— Begin MATERIAL SUPPLIED —

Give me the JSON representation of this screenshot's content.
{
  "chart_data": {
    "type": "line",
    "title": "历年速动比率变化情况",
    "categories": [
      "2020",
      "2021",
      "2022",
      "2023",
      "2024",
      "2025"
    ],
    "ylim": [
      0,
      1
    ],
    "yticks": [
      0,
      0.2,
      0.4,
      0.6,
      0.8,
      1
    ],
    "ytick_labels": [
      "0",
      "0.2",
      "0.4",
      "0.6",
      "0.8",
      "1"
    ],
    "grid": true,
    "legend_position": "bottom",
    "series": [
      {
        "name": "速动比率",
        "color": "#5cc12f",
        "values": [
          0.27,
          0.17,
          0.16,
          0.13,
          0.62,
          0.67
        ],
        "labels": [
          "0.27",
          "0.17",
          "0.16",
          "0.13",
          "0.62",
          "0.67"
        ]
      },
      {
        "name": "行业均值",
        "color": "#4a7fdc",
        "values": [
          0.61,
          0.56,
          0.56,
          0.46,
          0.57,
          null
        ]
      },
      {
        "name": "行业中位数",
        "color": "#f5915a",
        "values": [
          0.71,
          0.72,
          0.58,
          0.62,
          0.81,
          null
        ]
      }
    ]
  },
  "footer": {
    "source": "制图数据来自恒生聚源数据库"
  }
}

— End MATERIAL SUPPLIED —

Each line that holds the word "color" should be extracted from the records.

> [RESPONSE]
        "color": "#5cc12f",
        "color": "#4a7fdc",
        "color": "#f5915a",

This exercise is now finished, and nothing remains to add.